**Source records**
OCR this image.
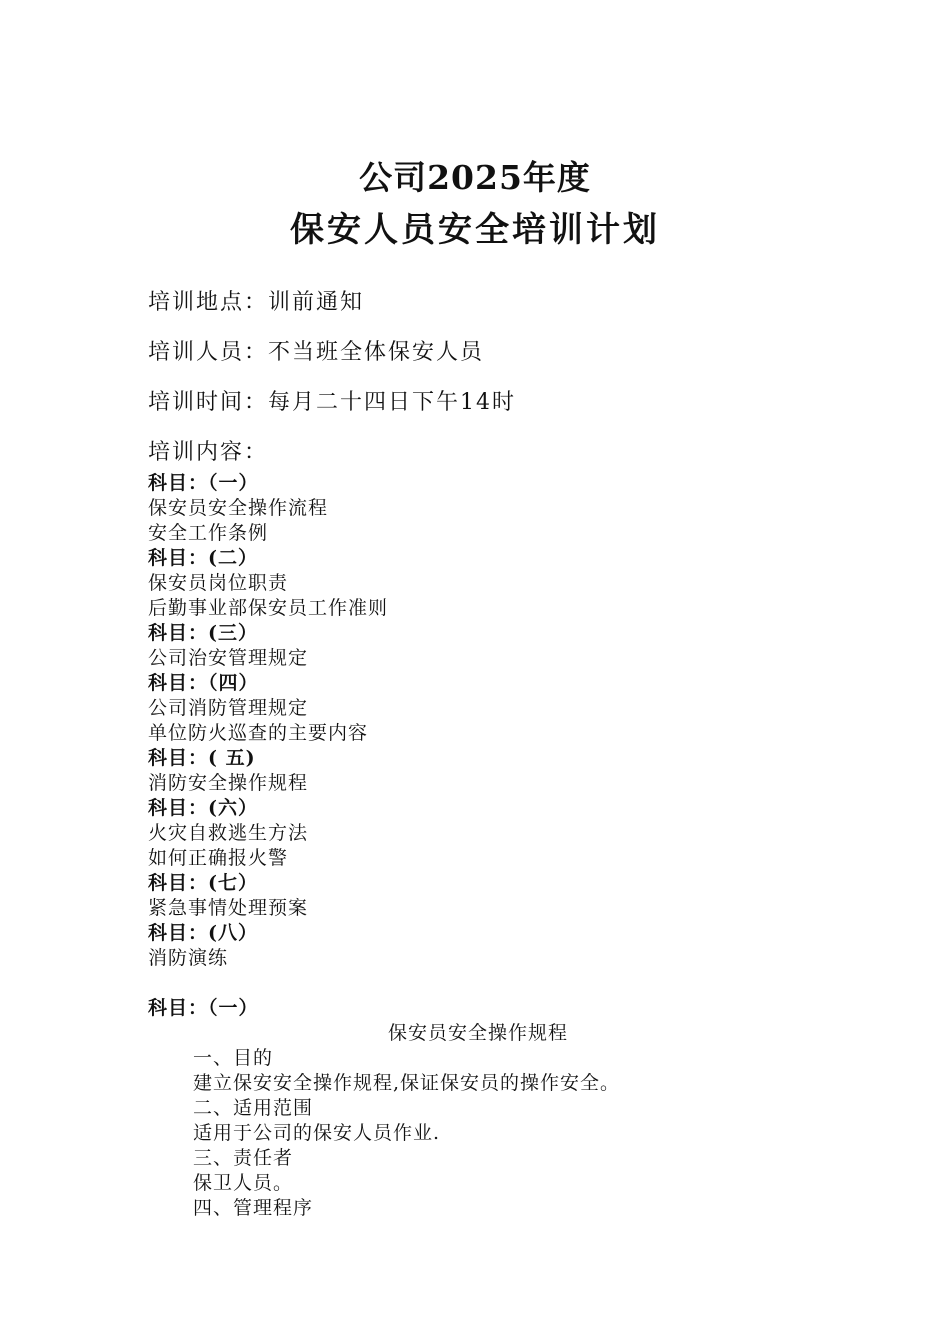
公司2025年度
保安人员安全培训计划
培训地点：训前通知
培训人员：不当班全体保安人员
培训时间：每月二十四日下午14时
培训内容：
科目：（一）
保安员安全操作流程
安全工作条例
科目：(二）
保安员岗位职责
后勤事业部保安员工作准则
科目：(三）
公司治安管理规定
科目：（四）
公司消防管理规定
单位防火巡查的主要内容
科目：( 五)
消防安全操作规程
科目：(六）
火灾自救逃生方法
如何正确报火警
科目：(七）
紧急事情处理预案
科目：(八）
消防演练
科目：（一）
保安员安全操作规程
一、目的
建立保安安全操作规程,保证保安员的操作安全。
二、适用范围
适用于公司的保安人员作业.
三、责任者
保卫人员。
四、管理程序
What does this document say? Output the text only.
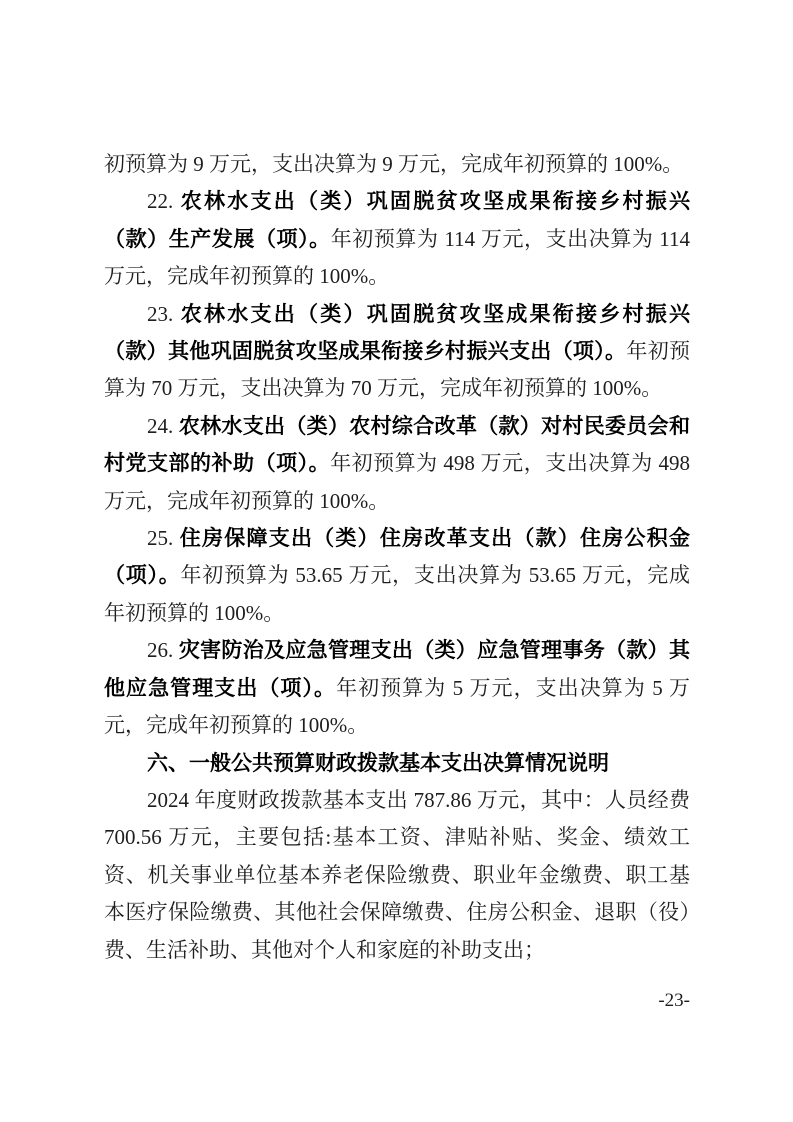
初预算为 9 万元，支出决算为 9 万元，完成年初预算的 100%。

22. 农林水支出（类）巩固脱贫攻坚成果衔接乡村振兴（款）生产发展（项）。年初预算为 114 万元，支出决算为 114 万元，完成年初预算的 100%。

23. 农林水支出（类）巩固脱贫攻坚成果衔接乡村振兴（款）其他巩固脱贫攻坚成果衔接乡村振兴支出（项）。年初预算为 70 万元，支出决算为 70 万元，完成年初预算的 100%。

24. 农林水支出（类）农村综合改革（款）对村民委员会和村党支部的补助（项）。年初预算为 498 万元，支出决算为 498 万元，完成年初预算的 100%。

25. 住房保障支出（类）住房改革支出（款）住房公积金（项）。年初预算为 53.65 万元，支出决算为 53.65 万元，完成年初预算的 100%。

26. 灾害防治及应急管理支出（类）应急管理事务（款）其他应急管理支出（项）。年初预算为 5 万元，支出决算为 5 万元，完成年初预算的 100%。

六、一般公共预算财政拨款基本支出决算情况说明

2024 年度财政拨款基本支出 787.86 万元，其中：人员经费 700.56 万元，主要包括:基本工资、津贴补贴、奖金、绩效工资、机关事业单位基本养老保险缴费、职业年金缴费、职工基本医疗保险缴费、其他社会保障缴费、住房公积金、退职（役）费、生活补助、其他对个人和家庭的补助支出；

-23-
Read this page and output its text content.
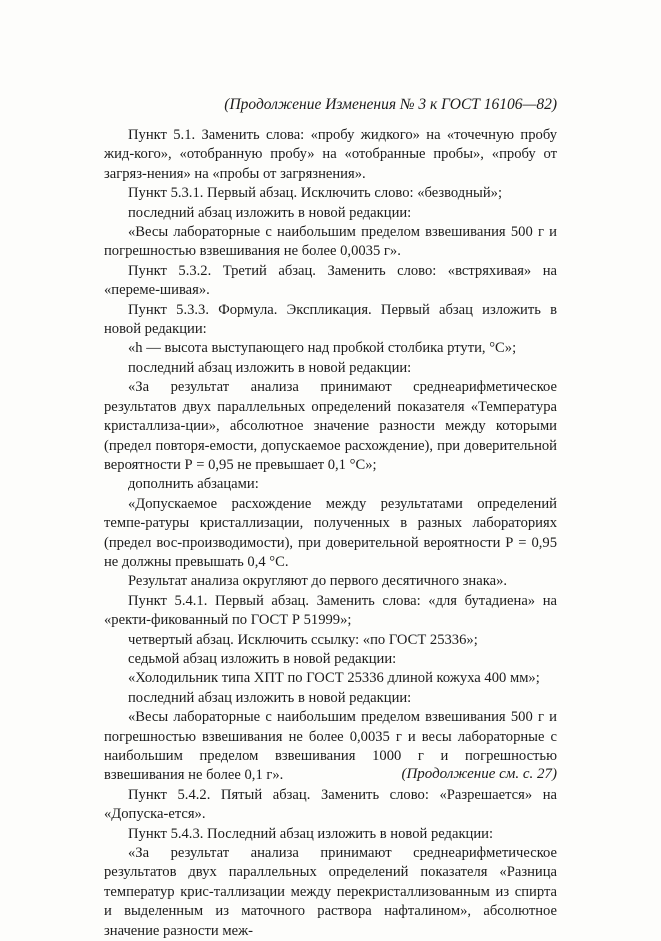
(Продолжение Изменения № 3 к ГОСТ 16106—82)

Пункт 5.1. Заменить слова: «пробу жидкого» на «точечную пробу жид-кого», «отобранную пробу» на «отобранные пробы», «пробу от загряз-нения» на «пробы от загрязнения».

Пункт 5.3.1. Первый абзац. Исключить слово: «безводный»;

последний абзац изложить в новой редакции:

«Весы лабораторные с наибольшим пределом взвешивания 500 г и погрешностью взвешивания не более 0,0035 г».

Пункт 5.3.2. Третий абзац. Заменить слово: «встряхивая» на «переме-шивая».

Пункт 5.3.3. Формула. Экспликация. Первый абзац изложить в новой редакции:

«h — высота выступающего над пробкой столбика ртути, °С»;

последний абзац изложить в новой редакции:

«За результат анализа принимают среднеарифметическое результатов двух параллельных определений показателя «Температура кристаллиза-ции», абсолютное значение разности между которыми (предел повторя-емости, допускаемое расхождение), при доверительной вероятности Р = 0,95 не превышает 0,1 °С»;

дополнить абзацами:

«Допускаемое расхождение между результатами определений темпе-ратуры кристаллизации, полученных в разных лабораториях (предел вос-производимости), при доверительной вероятности Р = 0,95 не должны превышать 0,4 °С.

Результат анализа округляют до первого десятичного знака».

Пункт 5.4.1. Первый абзац. Заменить слова: «для бутадиена» на «ректи-фикованный по ГОСТ Р 51999»;

четвертый абзац. Исключить ссылку: «по ГОСТ 25336»;

седьмой абзац изложить в новой редакции:

«Холодильник типа ХПТ по ГОСТ 25336 длиной кожуха 400 мм»;

последний абзац изложить в новой редакции:

«Весы лабораторные с наибольшим пределом взвешивания 500 г и погрешностью взвешивания не более 0,0035 г и весы лабораторные с наибольшим пределом взвешивания 1000 г и погрешностью взвешивания не более 0,1 г».

Пункт 5.4.2. Пятый абзац. Заменить слово: «Разрешается» на «Допуска-ется».

Пункт 5.4.3. Последний абзац изложить в новой редакции:

«За результат анализа принимают среднеарифметическое результатов двух параллельных определений показателя «Разница температур крис-таллизации между перекристаллизованным из спирта и выделенным из маточного раствора нафталином», абсолютное значение разности меж-

(Продолжение см. с. 27)
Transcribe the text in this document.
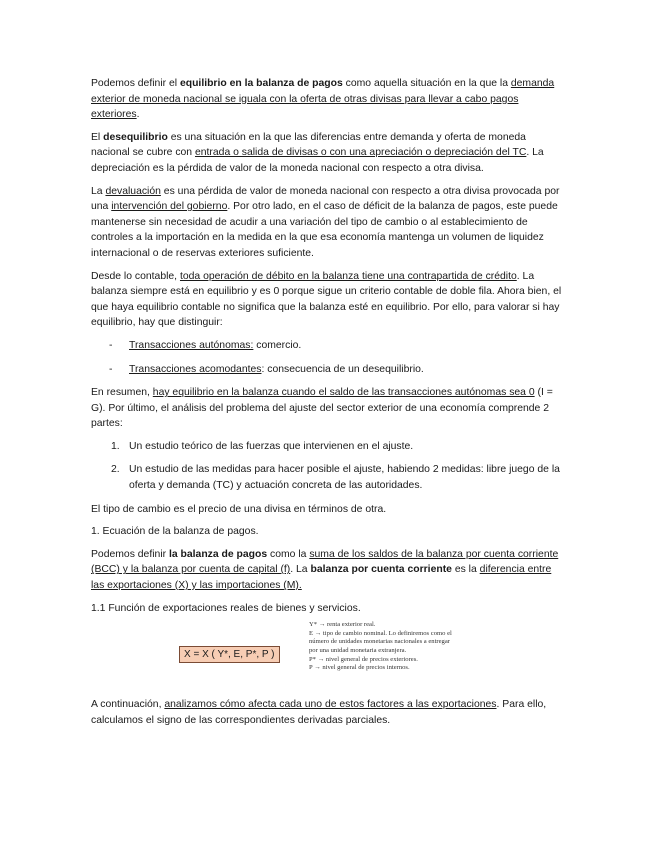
Podemos definir el equilibrio en la balanza de pagos como aquella situación en la que la demanda exterior de moneda nacional se iguala con la oferta de otras divisas para llevar a cabo pagos exteriores.

El desequilibrio es una situación en la que las diferencias entre demanda y oferta de moneda nacional se cubre con entrada o salida de divisas o con una apreciación o depreciación del TC. La depreciación es la pérdida de valor de la moneda nacional con respecto a otra divisa.

La devaluación es una pérdida de valor de moneda nacional con respecto a otra divisa provocada por una intervención del gobierno. Por otro lado, en el caso de déficit de la balanza de pagos, este puede mantenerse sin necesidad de acudir a una variación del tipo de cambio o al establecimiento de controles a la importación en la medida en la que esa economía mantenga un volumen de liquidez internacional o de reservas exteriores suficiente.

Desde lo contable, toda operación de débito en la balanza tiene una contrapartida de crédito. La balanza siempre está en equilibrio y es 0 porque sigue un criterio contable de doble fila. Ahora bien, el que haya equilibrio contable no significa que la balanza esté en equilibrio. Por ello, para valorar si hay equilibrio, hay que distinguir:

- Transacciones autónomas: comercio.
- Transacciones acomodantes: consecuencia de un desequilibrio.

En resumen, hay equilibrio en la balanza cuando el saldo de las transacciones autónomas sea 0 (I = G). Por último, el análisis del problema del ajuste del sector exterior de una economía comprende 2 partes:

1. Un estudio teórico de las fuerzas que intervienen en el ajuste.
2. Un estudio de las medidas para hacer posible el ajuste, habiendo 2 medidas: libre juego de la oferta y demanda (TC) y actuación concreta de las autoridades.

El tipo de cambio es el precio de una divisa en términos de otra.

1. Ecuación de la balanza de pagos.

Podemos definir la balanza de pagos como la suma de los saldos de la balanza por cuenta corriente (BCC) y la balanza por cuenta de capital (f). La balanza por cuenta corriente es la diferencia entre las exportaciones (X) y las importaciones (M).

1.1 Función de exportaciones reales de bienes y servicios.

X = X ( Y*, E, P*, P )
Y* → renta exterior real.
E → tipo de cambio nominal. Lo definiremos como el
número de unidades monetarias nacionales a entregar
por una unidad monetaria extranjera.
P* → nivel general de precios exteriores.
P → nivel general de precios internos.

A continuación, analizamos cómo afecta cada uno de estos factores a las exportaciones. Para ello, calculamos el signo de las correspondientes derivadas parciales.
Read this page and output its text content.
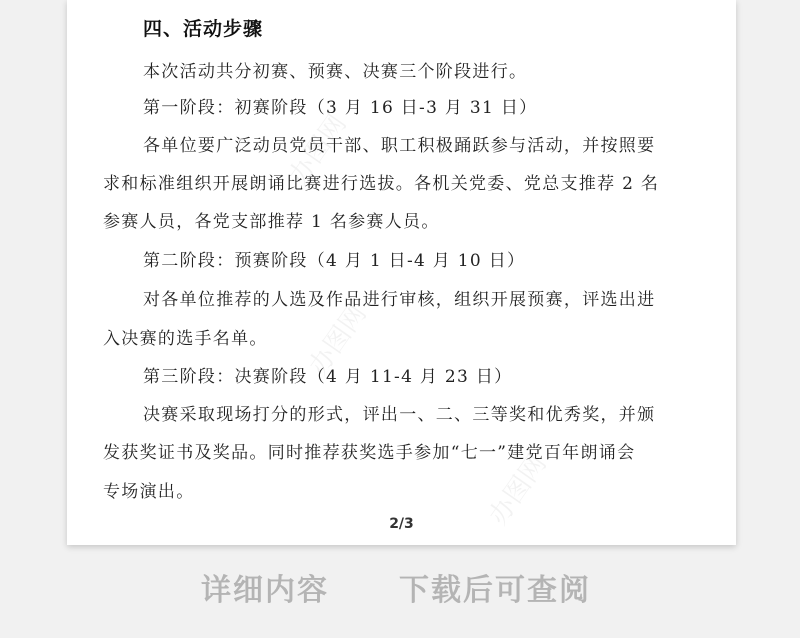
四、活动步骤
本次活动共分初赛、预赛、决赛三个阶段进行。
第一阶段：初赛阶段（3 月 16 日-3 月 31 日）
各单位要广泛动员党员干部、职工积极踊跃参与活动，并按照要
求和标准组织开展朗诵比赛进行选拔。各机关党委、党总支推荐 2 名
参赛人员，各党支部推荐 1 名参赛人员。
第二阶段：预赛阶段（4 月 1 日-4 月 10 日）
对各单位推荐的人选及作品进行审核，组织开展预赛，评选出进
入决赛的选手名单。
第三阶段：决赛阶段（4 月 11-4 月 23 日）
决赛采取现场打分的形式，评出一、二、三等奖和优秀奖，并颁
发获奖证书及奖品。同时推荐获奖选手参加“七一”建党百年朗诵会
专场演出。
办图网
办图网
办图网
2/3
详细内容 下载后可查阅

**Short task**
Repeat the listing in full and exactly. Do not include any images.

**Reply to the exercise**
OCR this image.
公司2025年度
保安人员安全培训计划
培训地点：训前通知
培训人员：不当班全体保安人员
培训时间：每月二十四日下午14时
培训内容：
科目：（一）
保安员安全操作流程
安全工作条例
科目：(二）
保安员岗位职责
后勤事业部保安员工作准则
科目：(三）
公司治安管理规定
科目：（四）
公司消防管理规定
单位防火巡查的主要内容
科目：( 五)
消防安全操作规程
科目：(六）
火灾自救逃生方法
如何正确报火警
科目：(七）
紧急事情处理预案
科目：(八）
消防演练
科目：（一）
保安员安全操作规程
一、目的
建立保安安全操作规程,保证保安员的操作安全。
二、适用范围
适用于公司的保安人员作业.
三、责任者
保卫人员。
四、管理程序
What does this document say? Output the text only.
初预算为 9 万元，支出决算为 9 万元，完成年初预算的 100%。

22. 农林水支出（类）巩固脱贫攻坚成果衔接乡村振兴（款）生产发展（项）。年初预算为 114 万元，支出决算为 114 万元，完成年初预算的 100%。

23. 农林水支出（类）巩固脱贫攻坚成果衔接乡村振兴（款）其他巩固脱贫攻坚成果衔接乡村振兴支出（项）。年初预算为 70 万元，支出决算为 70 万元，完成年初预算的 100%。

24. 农林水支出（类）农村综合改革（款）对村民委员会和村党支部的补助（项）。年初预算为 498 万元，支出决算为 498 万元，完成年初预算的 100%。

25. 住房保障支出（类）住房改革支出（款）住房公积金（项）。年初预算为 53.65 万元，支出决算为 53.65 万元，完成年初预算的 100%。

26. 灾害防治及应急管理支出（类）应急管理事务（款）其他应急管理支出（项）。年初预算为 5 万元，支出决算为 5 万元，完成年初预算的 100%。

六、一般公共预算财政拨款基本支出决算情况说明

2024 年度财政拨款基本支出 787.86 万元，其中：人员经费 700.56 万元，主要包括:基本工资、津贴补贴、奖金、绩效工资、机关事业单位基本养老保险缴费、职业年金缴费、职工基本医疗保险缴费、其他社会保障缴费、住房公积金、退职（役）费、生活补助、其他对个人和家庭的补助支出；

-23-
Read this page and output its text content.
(Продолжение Изменения № 3 к ГОСТ 16106—82)

Пункт 5.1. Заменить слова: «пробу жидкого» на «точечную пробу жид-кого», «отобранную пробу» на «отобранные пробы», «пробу от загряз-нения» на «пробы от загрязнения».

Пункт 5.3.1. Первый абзац. Исключить слово: «безводный»;

последний абзац изложить в новой редакции:

«Весы лабораторные с наибольшим пределом взвешивания 500 г и погрешностью взвешивания не более 0,0035 г».

Пункт 5.3.2. Третий абзац. Заменить слово: «встряхивая» на «переме-шивая».

Пункт 5.3.3. Формула. Экспликация. Первый абзац изложить в новой редакции:

«h — высота выступающего над пробкой столбика ртути, °С»;

последний абзац изложить в новой редакции:

«За результат анализа принимают среднеарифметическое результатов двух параллельных определений показателя «Температура кристаллиза-ции», абсолютное значение разности между которыми (предел повторя-емости, допускаемое расхождение), при доверительной вероятности Р = 0,95 не превышает 0,1 °С»;

дополнить абзацами:

«Допускаемое расхождение между результатами определений темпе-ратуры кристаллизации, полученных в разных лабораториях (предел вос-производимости), при доверительной вероятности Р = 0,95 не должны превышать 0,4 °С.

Результат анализа округляют до первого десятичного знака».

Пункт 5.4.1. Первый абзац. Заменить слова: «для бутадиена» на «ректи-фикованный по ГОСТ Р 51999»;

четвертый абзац. Исключить ссылку: «по ГОСТ 25336»;

седьмой абзац изложить в новой редакции:

«Холодильник типа ХПТ по ГОСТ 25336 длиной кожуха 400 мм»;

последний абзац изложить в новой редакции:

«Весы лабораторные с наибольшим пределом взвешивания 500 г и погрешностью взвешивания не более 0,0035 г и весы лабораторные с наибольшим пределом взвешивания 1000 г и погрешностью взвешивания не более 0,1 г».

Пункт 5.4.2. Пятый абзац. Заменить слово: «Разрешается» на «Допуска-ется».

Пункт 5.4.3. Последний абзац изложить в новой редакции:

«За результат анализа принимают среднеарифметическое результатов двух параллельных определений показателя «Разница температур крис-таллизации между перекристаллизованным из спирта и выделенным из маточного раствора нафталином», абсолютное значение разности меж-

(Продолжение см. с. 27)
Transcribe the text in this document.
Podemos definir el equilibrio en la balanza de pagos como aquella situación en la que la demanda exterior de moneda nacional se iguala con la oferta de otras divisas para llevar a cabo pagos exteriores.

El desequilibrio es una situación en la que las diferencias entre demanda y oferta de moneda nacional se cubre con entrada o salida de divisas o con una apreciación o depreciación del TC. La depreciación es la pérdida de valor de la moneda nacional con respecto a otra divisa.

La devaluación es una pérdida de valor de moneda nacional con respecto a otra divisa provocada por una intervención del gobierno. Por otro lado, en el caso de déficit de la balanza de pagos, este puede mantenerse sin necesidad de acudir a una variación del tipo de cambio o al establecimiento de controles a la importación en la medida en la que esa economía mantenga un volumen de liquidez internacional o de reservas exteriores suficiente.

Desde lo contable, toda operación de débito en la balanza tiene una contrapartida de crédito. La balanza siempre está en equilibrio y es 0 porque sigue un criterio contable de doble fila. Ahora bien, el que haya equilibrio contable no significa que la balanza esté en equilibrio. Por ello, para valorar si hay equilibrio, hay que distinguir:

- Transacciones autónomas: comercio.
- Transacciones acomodantes: consecuencia de un desequilibrio.

En resumen, hay equilibrio en la balanza cuando el saldo de las transacciones autónomas sea 0 (I = G). Por último, el análisis del problema del ajuste del sector exterior de una economía comprende 2 partes:

1. Un estudio teórico de las fuerzas que intervienen en el ajuste.
2. Un estudio de las medidas para hacer posible el ajuste, habiendo 2 medidas: libre juego de la oferta y demanda (TC) y actuación concreta de las autoridades.

El tipo de cambio es el precio de una divisa en términos de otra.

1. Ecuación de la balanza de pagos.

Podemos definir la balanza de pagos como la suma de los saldos de la balanza por cuenta corriente (BCC) y la balanza por cuenta de capital (f). La balanza por cuenta corriente es la diferencia entre las exportaciones (X) y las importaciones (M).

1.1 Función de exportaciones reales de bienes y servicios.

X = X ( Y*, E, P*, P )
Y* → renta exterior real.
E → tipo de cambio nominal. Lo definiremos como el
número de unidades monetarias nacionales a entregar
por una unidad monetaria extranjera.
P* → nivel general de precios exteriores.
P → nivel general de precios internos.

A continuación, analizamos cómo afecta cada uno de estos factores a las exportaciones. Para ello, calculamos el signo de las correspondientes derivadas parciales.
Read this page and output its text content.
四、活动步骤
本次活动共分初赛、预赛、决赛三个阶段进行。
第一阶段：初赛阶段（3 月 16 日-3 月 31 日）
各单位要广泛动员党员干部、职工积极踊跃参与活动，并按照要
求和标准组织开展朗诵比赛进行选拔。各机关党委、党总支推荐 2 名
参赛人员，各党支部推荐 1 名参赛人员。
第二阶段：预赛阶段（4 月 1 日-4 月 10 日）
对各单位推荐的人选及作品进行审核，组织开展预赛，评选出进
入决赛的选手名单。
第三阶段：决赛阶段（4 月 11-4 月 23 日）
决赛采取现场打分的形式，评出一、二、三等奖和优秀奖，并颁
发获奖证书及奖品。同时推荐获奖选手参加“七一”建党百年朗诵会
专场演出。
办图网
办图网
办图网
2/3
详细内容 下载后可查阅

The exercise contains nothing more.